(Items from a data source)
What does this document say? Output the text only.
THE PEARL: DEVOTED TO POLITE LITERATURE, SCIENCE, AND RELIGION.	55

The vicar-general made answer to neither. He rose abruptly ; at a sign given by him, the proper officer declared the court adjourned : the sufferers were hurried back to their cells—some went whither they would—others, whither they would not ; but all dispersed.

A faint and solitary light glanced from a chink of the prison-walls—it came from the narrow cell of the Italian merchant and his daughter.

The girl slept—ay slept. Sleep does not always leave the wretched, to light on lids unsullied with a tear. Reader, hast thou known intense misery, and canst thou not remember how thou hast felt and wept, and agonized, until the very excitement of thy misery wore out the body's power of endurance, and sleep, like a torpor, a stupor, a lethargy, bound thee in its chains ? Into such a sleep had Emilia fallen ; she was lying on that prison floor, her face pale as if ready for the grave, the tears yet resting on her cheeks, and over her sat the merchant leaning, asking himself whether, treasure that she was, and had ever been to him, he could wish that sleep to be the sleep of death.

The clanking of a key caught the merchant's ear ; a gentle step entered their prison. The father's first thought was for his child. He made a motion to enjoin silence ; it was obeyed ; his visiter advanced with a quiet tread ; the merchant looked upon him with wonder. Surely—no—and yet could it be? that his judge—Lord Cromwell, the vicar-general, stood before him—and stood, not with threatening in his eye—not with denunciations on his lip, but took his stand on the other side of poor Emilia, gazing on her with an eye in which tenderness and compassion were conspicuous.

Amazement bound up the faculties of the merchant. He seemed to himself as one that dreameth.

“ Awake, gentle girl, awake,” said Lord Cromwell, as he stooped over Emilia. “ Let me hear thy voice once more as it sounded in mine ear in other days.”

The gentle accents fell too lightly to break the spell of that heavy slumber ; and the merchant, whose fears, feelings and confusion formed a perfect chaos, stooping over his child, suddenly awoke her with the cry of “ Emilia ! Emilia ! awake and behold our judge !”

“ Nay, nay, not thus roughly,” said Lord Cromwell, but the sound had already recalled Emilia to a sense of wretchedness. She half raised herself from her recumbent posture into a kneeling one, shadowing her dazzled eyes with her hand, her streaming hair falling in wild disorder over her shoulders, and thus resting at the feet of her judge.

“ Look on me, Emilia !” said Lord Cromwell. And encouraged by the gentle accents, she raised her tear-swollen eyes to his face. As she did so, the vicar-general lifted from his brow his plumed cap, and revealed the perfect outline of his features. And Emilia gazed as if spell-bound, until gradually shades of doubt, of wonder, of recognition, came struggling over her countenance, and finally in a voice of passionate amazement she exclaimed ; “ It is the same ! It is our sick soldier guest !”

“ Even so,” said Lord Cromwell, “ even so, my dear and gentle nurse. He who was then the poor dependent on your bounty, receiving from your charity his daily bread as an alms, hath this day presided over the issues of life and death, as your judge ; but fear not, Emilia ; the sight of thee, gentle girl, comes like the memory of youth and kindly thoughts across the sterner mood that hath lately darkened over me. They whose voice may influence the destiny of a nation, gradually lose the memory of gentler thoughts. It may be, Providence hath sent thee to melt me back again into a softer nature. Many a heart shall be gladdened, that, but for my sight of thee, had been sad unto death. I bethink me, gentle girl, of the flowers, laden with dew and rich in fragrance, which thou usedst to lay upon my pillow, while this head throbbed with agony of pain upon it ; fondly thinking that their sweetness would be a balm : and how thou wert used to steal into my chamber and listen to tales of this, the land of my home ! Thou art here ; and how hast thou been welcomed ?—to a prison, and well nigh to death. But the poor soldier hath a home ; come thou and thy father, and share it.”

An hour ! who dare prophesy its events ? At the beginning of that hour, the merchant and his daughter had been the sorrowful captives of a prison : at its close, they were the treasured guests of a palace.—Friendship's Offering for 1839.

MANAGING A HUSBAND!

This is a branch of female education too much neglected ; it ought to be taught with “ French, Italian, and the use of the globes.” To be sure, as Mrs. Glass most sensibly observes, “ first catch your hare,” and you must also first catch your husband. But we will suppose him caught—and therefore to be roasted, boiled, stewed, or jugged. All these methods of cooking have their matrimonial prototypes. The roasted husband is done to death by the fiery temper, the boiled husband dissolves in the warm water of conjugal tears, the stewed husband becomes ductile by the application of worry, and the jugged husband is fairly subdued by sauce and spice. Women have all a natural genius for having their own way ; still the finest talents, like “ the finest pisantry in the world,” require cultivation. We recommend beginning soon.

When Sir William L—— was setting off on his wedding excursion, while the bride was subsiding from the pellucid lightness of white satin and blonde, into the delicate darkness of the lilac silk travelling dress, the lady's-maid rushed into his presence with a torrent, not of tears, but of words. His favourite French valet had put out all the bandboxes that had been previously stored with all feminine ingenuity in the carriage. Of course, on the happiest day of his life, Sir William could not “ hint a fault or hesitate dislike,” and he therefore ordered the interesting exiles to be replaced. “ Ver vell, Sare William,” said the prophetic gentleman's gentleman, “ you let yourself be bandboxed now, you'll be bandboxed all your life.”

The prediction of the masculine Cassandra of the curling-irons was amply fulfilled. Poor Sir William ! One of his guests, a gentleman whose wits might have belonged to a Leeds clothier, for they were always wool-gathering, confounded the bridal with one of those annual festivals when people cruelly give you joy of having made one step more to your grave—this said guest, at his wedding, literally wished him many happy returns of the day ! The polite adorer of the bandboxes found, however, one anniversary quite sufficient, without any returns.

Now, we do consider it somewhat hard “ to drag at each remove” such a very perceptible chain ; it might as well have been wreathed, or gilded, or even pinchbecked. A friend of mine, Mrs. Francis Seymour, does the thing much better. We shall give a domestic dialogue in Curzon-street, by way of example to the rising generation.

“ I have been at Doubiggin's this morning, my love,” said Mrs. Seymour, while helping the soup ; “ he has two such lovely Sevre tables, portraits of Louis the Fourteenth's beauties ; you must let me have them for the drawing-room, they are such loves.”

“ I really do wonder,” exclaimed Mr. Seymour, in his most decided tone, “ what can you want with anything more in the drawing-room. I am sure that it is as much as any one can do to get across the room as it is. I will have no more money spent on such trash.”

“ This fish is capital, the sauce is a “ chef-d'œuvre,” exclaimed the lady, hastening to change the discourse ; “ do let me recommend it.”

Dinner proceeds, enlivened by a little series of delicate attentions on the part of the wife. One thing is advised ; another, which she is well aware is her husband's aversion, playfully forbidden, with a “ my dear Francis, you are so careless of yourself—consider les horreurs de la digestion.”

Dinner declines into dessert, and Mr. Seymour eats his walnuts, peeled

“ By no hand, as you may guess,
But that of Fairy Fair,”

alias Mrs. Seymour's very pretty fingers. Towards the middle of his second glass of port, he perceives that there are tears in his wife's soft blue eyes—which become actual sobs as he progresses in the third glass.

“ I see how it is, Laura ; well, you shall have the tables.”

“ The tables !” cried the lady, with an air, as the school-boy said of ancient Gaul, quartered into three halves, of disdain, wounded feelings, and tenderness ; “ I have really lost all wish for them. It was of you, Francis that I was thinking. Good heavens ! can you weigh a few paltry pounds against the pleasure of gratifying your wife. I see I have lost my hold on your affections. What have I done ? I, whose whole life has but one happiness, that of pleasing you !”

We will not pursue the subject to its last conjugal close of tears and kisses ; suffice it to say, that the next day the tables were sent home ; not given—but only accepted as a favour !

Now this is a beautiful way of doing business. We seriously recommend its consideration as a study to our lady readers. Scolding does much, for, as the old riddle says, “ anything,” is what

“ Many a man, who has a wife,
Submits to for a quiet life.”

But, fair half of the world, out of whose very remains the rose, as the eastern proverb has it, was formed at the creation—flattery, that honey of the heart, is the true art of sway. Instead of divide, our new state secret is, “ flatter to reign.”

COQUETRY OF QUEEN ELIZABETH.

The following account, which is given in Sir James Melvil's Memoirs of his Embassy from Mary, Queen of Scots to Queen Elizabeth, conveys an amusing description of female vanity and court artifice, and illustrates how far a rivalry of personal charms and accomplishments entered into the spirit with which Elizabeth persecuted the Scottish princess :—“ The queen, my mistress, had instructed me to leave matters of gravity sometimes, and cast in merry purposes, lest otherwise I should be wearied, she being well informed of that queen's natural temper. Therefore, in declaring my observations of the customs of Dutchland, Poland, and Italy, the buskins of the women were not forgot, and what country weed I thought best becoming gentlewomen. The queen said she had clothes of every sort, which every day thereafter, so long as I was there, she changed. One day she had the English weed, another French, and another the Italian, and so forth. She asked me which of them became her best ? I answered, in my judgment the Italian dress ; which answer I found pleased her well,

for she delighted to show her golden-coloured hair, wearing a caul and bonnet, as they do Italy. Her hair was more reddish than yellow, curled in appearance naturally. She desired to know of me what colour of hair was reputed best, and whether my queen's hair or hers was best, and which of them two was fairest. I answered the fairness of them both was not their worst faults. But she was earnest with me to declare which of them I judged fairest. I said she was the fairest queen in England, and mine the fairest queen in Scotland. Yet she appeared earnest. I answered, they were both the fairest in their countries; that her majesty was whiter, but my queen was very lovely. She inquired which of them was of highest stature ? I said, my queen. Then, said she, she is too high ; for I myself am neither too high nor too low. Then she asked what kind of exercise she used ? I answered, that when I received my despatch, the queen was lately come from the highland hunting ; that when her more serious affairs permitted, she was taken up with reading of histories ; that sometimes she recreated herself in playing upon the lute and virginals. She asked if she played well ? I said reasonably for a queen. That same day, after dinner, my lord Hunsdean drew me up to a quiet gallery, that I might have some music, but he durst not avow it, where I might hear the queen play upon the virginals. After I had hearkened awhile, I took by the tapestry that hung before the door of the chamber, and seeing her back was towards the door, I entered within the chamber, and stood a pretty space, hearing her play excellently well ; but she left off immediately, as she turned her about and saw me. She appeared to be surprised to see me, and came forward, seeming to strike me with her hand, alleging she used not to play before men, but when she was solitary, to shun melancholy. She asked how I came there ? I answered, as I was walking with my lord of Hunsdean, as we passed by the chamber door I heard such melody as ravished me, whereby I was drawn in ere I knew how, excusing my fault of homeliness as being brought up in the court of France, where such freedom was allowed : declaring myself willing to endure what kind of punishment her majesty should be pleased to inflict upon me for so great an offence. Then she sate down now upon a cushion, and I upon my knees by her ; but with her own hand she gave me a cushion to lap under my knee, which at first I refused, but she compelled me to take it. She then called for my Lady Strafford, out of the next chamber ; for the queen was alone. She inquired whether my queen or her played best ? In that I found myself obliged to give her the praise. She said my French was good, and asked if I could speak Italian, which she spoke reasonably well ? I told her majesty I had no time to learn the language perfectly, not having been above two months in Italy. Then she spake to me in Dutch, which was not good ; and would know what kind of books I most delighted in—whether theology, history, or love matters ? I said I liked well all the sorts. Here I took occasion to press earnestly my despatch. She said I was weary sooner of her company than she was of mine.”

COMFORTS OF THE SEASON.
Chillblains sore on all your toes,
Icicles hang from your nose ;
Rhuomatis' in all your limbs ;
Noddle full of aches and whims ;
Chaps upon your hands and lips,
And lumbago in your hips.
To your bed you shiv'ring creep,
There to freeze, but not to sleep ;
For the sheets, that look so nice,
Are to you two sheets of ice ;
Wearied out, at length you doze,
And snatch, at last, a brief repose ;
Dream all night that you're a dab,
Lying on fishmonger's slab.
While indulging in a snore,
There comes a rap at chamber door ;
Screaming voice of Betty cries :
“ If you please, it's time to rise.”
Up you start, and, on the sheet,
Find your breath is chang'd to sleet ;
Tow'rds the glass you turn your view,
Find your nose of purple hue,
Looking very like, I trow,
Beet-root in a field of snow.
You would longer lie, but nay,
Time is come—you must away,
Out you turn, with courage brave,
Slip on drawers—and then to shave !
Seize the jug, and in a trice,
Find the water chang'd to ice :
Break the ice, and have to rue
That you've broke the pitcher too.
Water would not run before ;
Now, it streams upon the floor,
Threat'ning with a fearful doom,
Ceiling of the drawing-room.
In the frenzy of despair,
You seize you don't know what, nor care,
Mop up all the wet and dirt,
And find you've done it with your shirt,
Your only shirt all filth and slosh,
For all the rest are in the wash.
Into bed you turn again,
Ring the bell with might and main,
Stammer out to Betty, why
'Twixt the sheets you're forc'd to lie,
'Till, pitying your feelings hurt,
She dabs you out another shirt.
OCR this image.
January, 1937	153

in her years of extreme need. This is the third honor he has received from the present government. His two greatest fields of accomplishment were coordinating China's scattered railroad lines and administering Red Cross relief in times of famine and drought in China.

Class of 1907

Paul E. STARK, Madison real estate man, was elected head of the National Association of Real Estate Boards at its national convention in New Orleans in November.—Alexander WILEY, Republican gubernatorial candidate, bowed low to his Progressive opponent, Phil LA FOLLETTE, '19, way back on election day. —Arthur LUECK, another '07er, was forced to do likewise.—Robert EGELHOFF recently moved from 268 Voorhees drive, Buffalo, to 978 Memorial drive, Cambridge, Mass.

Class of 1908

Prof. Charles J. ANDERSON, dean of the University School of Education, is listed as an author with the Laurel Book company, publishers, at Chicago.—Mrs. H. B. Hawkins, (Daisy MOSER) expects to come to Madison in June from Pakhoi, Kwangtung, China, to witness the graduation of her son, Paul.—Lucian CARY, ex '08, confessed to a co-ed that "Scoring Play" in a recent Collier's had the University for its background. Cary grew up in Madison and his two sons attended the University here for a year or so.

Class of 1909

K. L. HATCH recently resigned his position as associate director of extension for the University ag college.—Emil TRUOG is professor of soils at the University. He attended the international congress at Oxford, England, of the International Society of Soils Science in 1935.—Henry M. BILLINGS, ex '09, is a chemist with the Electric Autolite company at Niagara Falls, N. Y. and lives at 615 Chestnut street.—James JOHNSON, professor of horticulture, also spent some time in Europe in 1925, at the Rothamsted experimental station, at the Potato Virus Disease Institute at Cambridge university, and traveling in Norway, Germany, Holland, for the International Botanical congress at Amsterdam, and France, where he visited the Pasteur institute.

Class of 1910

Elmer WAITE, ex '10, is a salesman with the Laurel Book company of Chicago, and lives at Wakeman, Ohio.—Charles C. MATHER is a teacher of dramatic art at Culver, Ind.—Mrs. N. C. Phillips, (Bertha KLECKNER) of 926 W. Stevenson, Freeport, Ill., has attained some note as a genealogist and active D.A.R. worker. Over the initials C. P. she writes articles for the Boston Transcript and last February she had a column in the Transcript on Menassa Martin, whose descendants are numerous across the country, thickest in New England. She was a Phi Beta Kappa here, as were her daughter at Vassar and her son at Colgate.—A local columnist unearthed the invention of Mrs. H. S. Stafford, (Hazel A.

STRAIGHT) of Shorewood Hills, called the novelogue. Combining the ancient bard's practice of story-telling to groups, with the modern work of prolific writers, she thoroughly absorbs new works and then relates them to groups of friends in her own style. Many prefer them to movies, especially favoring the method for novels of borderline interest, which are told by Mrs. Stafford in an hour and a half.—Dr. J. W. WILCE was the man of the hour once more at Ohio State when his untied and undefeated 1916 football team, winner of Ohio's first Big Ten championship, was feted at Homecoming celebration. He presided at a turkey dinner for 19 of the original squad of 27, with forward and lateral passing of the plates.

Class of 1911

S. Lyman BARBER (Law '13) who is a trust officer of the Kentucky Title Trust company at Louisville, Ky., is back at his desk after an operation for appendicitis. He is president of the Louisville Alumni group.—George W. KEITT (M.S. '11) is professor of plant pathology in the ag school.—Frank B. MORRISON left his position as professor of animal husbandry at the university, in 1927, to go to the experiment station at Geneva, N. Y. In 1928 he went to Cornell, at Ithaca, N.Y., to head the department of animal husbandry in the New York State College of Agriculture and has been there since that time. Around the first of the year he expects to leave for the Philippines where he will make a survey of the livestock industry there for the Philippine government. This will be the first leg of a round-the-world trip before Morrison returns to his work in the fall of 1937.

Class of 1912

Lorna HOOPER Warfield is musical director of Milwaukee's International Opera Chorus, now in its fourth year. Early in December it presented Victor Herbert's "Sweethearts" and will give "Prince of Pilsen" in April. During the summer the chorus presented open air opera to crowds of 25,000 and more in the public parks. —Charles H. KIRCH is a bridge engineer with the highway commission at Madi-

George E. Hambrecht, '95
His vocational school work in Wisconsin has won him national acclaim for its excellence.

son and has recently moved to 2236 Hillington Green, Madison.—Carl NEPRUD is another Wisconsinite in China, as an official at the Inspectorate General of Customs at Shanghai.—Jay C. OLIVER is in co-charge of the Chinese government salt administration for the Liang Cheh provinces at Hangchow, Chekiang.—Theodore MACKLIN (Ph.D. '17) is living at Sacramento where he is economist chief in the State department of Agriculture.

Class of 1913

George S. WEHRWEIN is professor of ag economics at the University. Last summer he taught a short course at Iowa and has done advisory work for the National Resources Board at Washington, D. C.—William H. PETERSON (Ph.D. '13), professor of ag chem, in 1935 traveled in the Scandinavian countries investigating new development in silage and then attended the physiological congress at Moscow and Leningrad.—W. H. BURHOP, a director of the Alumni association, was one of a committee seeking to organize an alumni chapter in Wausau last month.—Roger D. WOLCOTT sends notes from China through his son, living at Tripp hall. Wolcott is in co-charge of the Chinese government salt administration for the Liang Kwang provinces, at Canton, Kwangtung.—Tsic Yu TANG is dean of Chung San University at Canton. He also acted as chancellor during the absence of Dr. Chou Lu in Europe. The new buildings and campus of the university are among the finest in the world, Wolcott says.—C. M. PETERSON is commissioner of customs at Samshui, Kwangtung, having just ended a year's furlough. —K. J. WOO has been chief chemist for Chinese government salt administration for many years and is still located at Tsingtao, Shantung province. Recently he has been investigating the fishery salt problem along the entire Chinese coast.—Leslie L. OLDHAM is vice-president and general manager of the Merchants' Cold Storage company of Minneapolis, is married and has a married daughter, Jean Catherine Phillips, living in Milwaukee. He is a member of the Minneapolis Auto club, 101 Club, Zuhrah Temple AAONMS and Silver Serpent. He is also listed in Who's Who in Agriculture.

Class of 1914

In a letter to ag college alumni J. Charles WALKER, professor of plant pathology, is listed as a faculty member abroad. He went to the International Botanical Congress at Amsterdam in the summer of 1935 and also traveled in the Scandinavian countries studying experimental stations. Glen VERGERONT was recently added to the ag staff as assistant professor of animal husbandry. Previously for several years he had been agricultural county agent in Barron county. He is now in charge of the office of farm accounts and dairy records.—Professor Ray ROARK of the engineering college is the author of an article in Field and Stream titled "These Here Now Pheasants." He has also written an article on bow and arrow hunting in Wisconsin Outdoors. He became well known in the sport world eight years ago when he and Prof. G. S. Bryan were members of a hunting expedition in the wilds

> _WHAT IS BEING ASKED_
Only a number is wanted here: how many lines of the records above contain "Class".

> _RESPONSE_
8